(AIM OF THE EXERCISE) Scan the data for "icon" and copy the lines it appears in.

(RECORDS FOR THIS TASK)
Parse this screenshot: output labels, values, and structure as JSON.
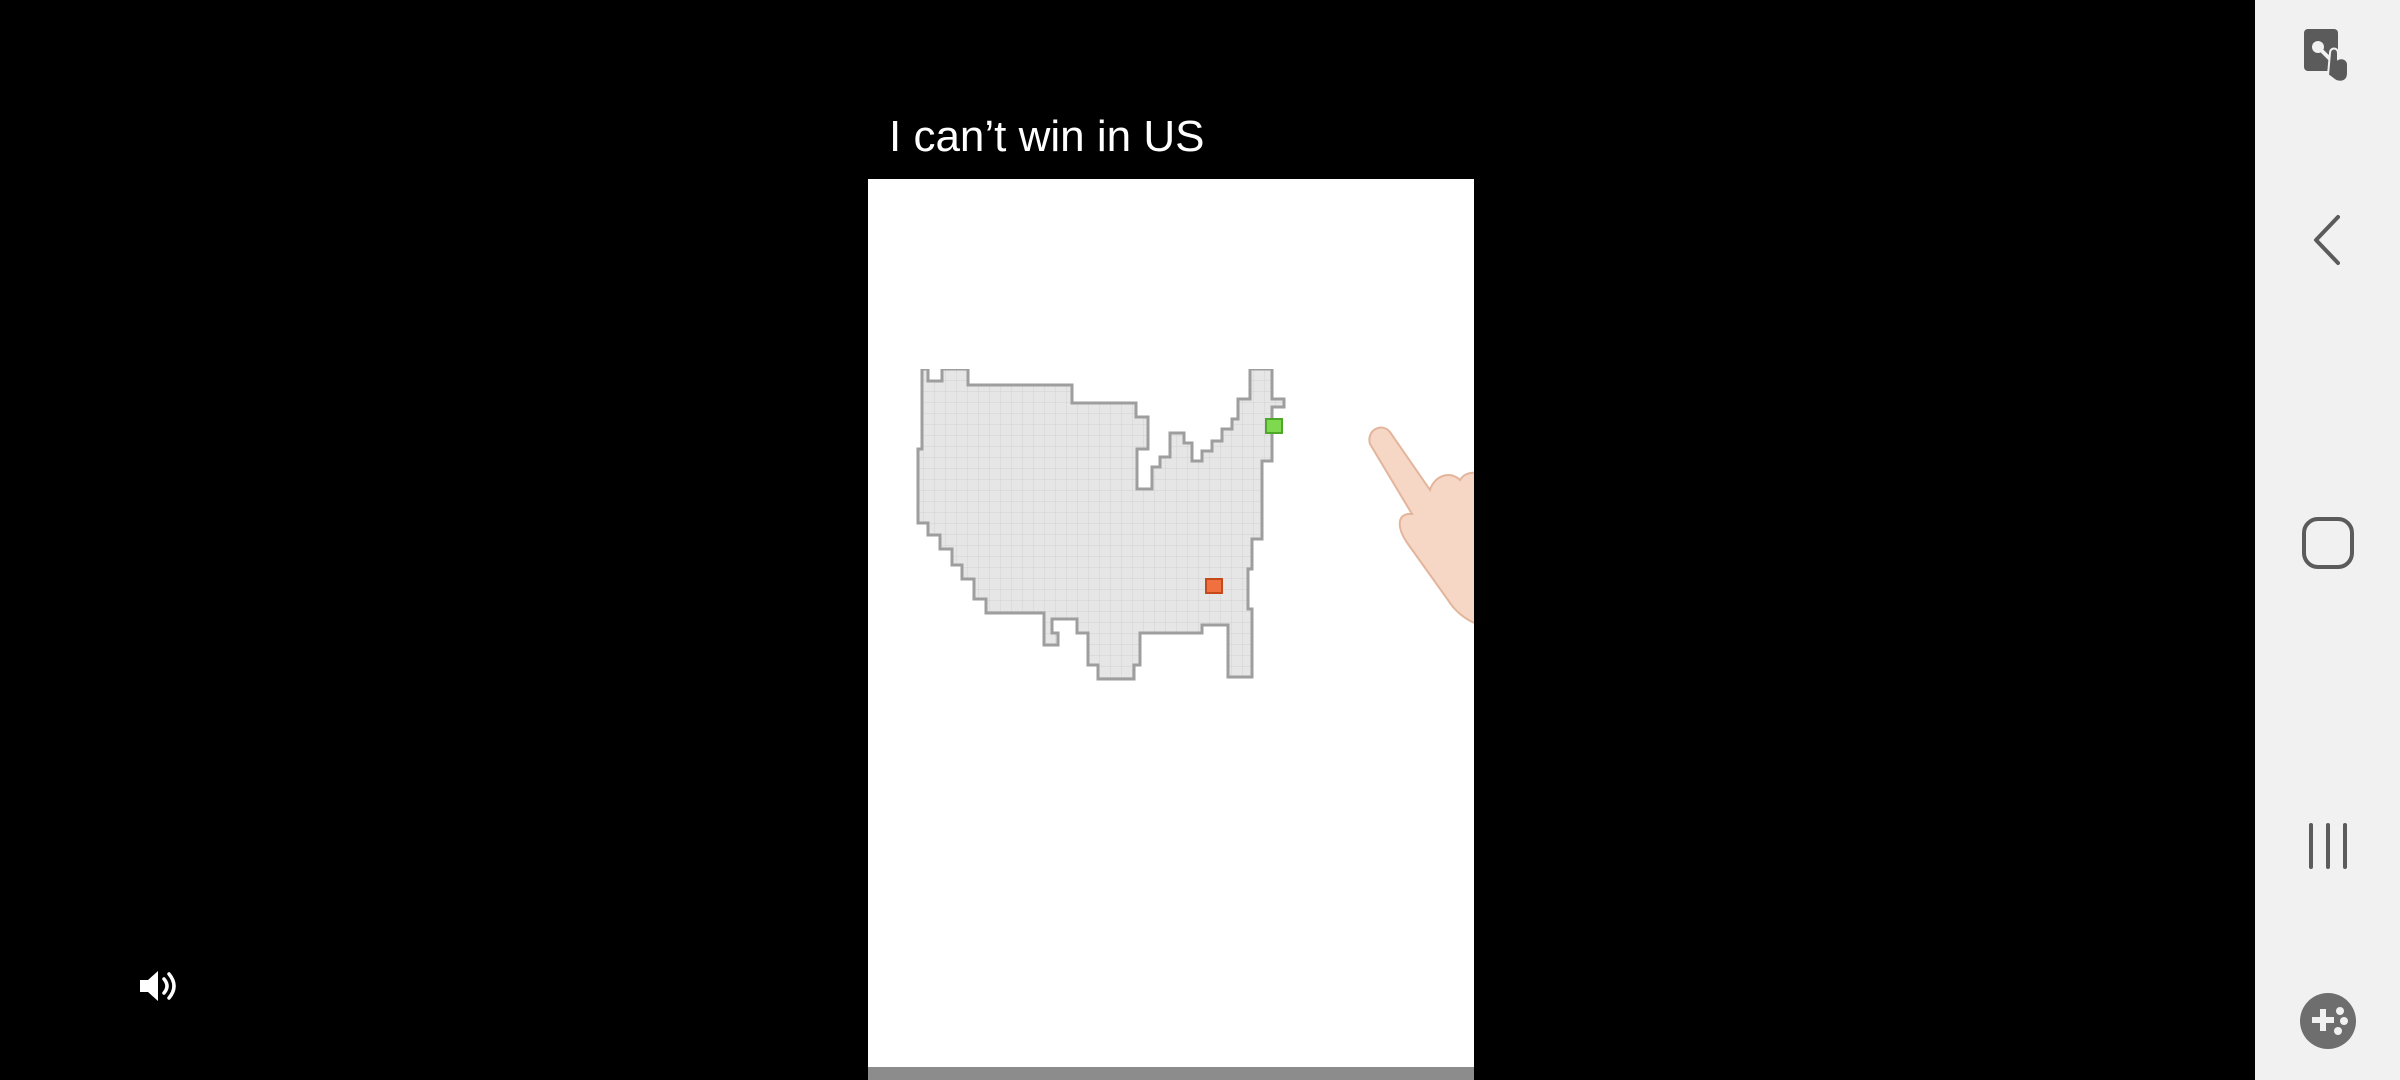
{
  "video": {
    "caption": "I can’t win in US"
  },
  "game": {
    "start_tile_color": "#7fd94f",
    "goal_tile_color": "#f07040",
    "board_color": "#e6e6e6"
  },
  "controls": {
    "volume_icon": "volume-icon"
  },
  "navbar": {
    "buttons": [
      {
        "icon": "touch-lock-icon"
      },
      {
        "icon": "back-icon"
      },
      {
        "icon": "home-icon"
      },
      {
        "icon": "recent-apps-icon"
      },
      {
        "icon": "game-tools-icon"
      }
    ]
  }
}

(RIGHT ANSWER)
    "volume_icon": "volume-icon"
        "icon": "touch-lock-icon"
        "icon": "back-icon"
        "icon": "home-icon"
        "icon": "recent-apps-icon"
        "icon": "game-tools-icon"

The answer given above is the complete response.